Pick out the lines in the listing below that contain the word "policy" and copy them.

%%

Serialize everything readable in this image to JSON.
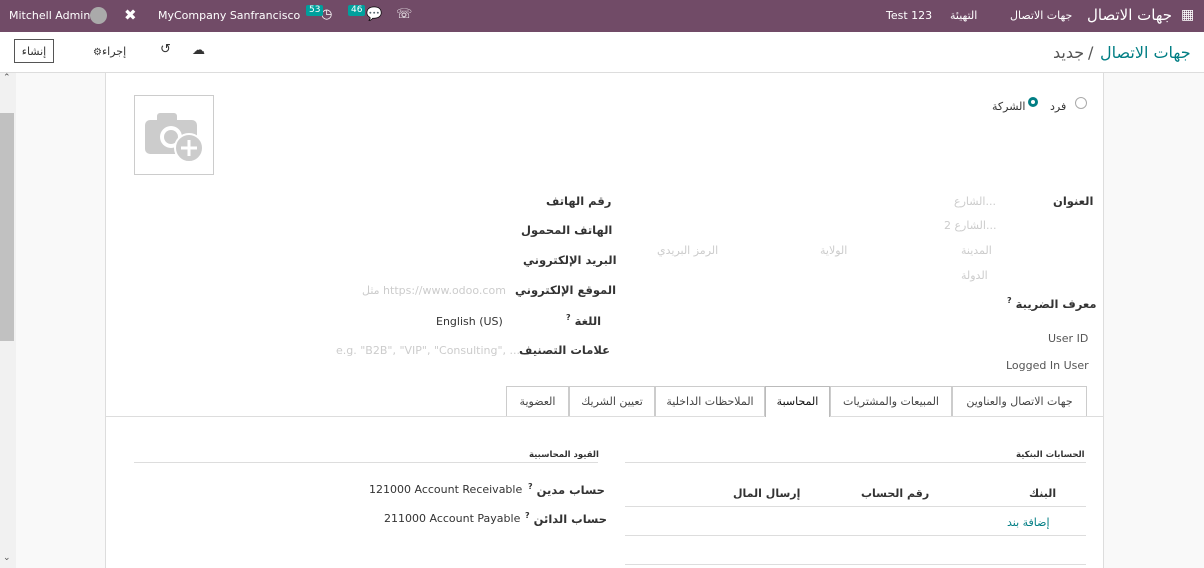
{
  "navbar": {
    "app_name": "جهات الاتصال",
    "menu": [
      "جهات الاتصال",
      "التهيئة",
      "Test 123"
    ],
    "user": "Mitchell Admin",
    "company": "MyCompany Sanfrancisco",
    "activity_count": "53",
    "message_count": "46",
    "bg_color": "#714b67"
  },
  "control_panel": {
    "breadcrumb_parent": "جهات الاتصال",
    "breadcrumb_sep": "/",
    "breadcrumb_current": "جديد",
    "create_label": "إنشاء",
    "action_label": "إجراء"
  },
  "form": {
    "type_individual": "فرد",
    "type_company": "الشركة",
    "address_label": "العنوان",
    "street_ph": "الشارع...",
    "street2_ph": "الشارع 2...",
    "city_ph": "المدينة",
    "state_ph": "الولاية",
    "zip_ph": "الرمز البريدي",
    "country_ph": "الدولة",
    "vat_label": "معرف الضريبة",
    "user_id_label": "User ID",
    "logged_in_label": "Logged In User",
    "phone_label": "رقم الهاتف",
    "mobile_label": "الهاتف المحمول",
    "email_label": "البريد الإلكتروني",
    "website_label": "الموقع الإلكتروني",
    "website_ph": "مثل https://www.odoo.com",
    "lang_label": "اللغة",
    "lang_value": "English (US)",
    "tags_label": "علامات التصنيف",
    "tags_ph": "e.g. \"B2B\", \"VIP\", \"Consulting\", ...",
    "help_mark": "?"
  },
  "tabs": [
    "جهات الاتصال والعناوين",
    "المبيعات والمشتريات",
    "المحاسبة",
    "الملاحظات الداخلية",
    "تعيين الشريك",
    "العضوية"
  ],
  "active_tab": "المحاسبة",
  "accounting": {
    "bank_section": "الحسابات البنكية",
    "bank_headers": [
      "البنك",
      "رقم الحساب",
      "إرسال المال"
    ],
    "add_line": "إضافة بند",
    "entries_section": "القيود المحاسبية",
    "receivable_label": "حساب مدين",
    "receivable_value": "121000 Account Receivable",
    "payable_label": "حساب الدائن",
    "payable_value": "211000 Account Payable"
  }
}
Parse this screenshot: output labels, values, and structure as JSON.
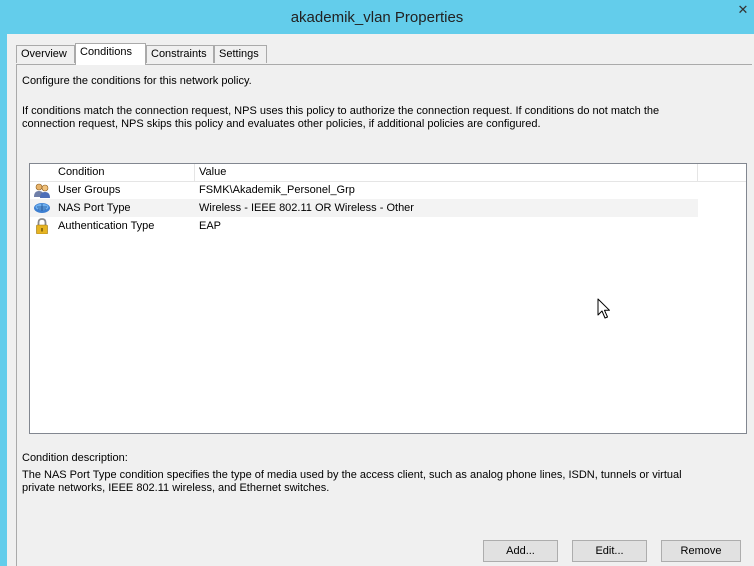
{
  "window": {
    "title": "akademik_vlan Properties",
    "close_glyph": "✕"
  },
  "tabs": [
    {
      "label": "Overview",
      "active": false
    },
    {
      "label": "Conditions",
      "active": true
    },
    {
      "label": "Constraints",
      "active": false
    },
    {
      "label": "Settings",
      "active": false
    }
  ],
  "intro": "Configure the conditions for this network policy.",
  "explanation": {
    "line1": "If conditions match the connection request, NPS uses this policy to authorize the connection request. If conditions do not match the",
    "line2": "connection request, NPS skips this policy and evaluates other policies, if additional policies are configured."
  },
  "conditions_table": {
    "columns": [
      "Condition",
      "Value"
    ],
    "rows": [
      {
        "condition": "User Groups",
        "value": "FSMK\\Akademik_Personel_Grp",
        "icon": "user-group-icon"
      },
      {
        "condition": "NAS Port Type",
        "value": "Wireless - IEEE 802.11 OR Wireless - Other",
        "icon": "network-port-icon",
        "selected": true
      },
      {
        "condition": "Authentication Type",
        "value": "EAP",
        "icon": "lock-icon"
      }
    ]
  },
  "description": {
    "label": "Condition description:",
    "line1": "The NAS Port Type condition specifies the type of media used by the access client, such as analog phone lines, ISDN, tunnels or virtual",
    "line2": "private networks, IEEE 802.11 wireless, and Ethernet switches."
  },
  "buttons": {
    "add": "Add...",
    "edit": "Edit...",
    "remove": "Remove"
  },
  "colors": {
    "titlebar": "#63cdeb",
    "selected_row": "#f3f3f3",
    "list_border": "#828790"
  }
}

%%

Solution to this task:
  "intro": "Configure the conditions for this network policy.",
    "line1": "If conditions match the connection request, NPS uses this policy to authorize the connection request. If conditions do not match the",
    "line2": "connection request, NPS skips this policy and evaluates other policies, if additional policies are configured."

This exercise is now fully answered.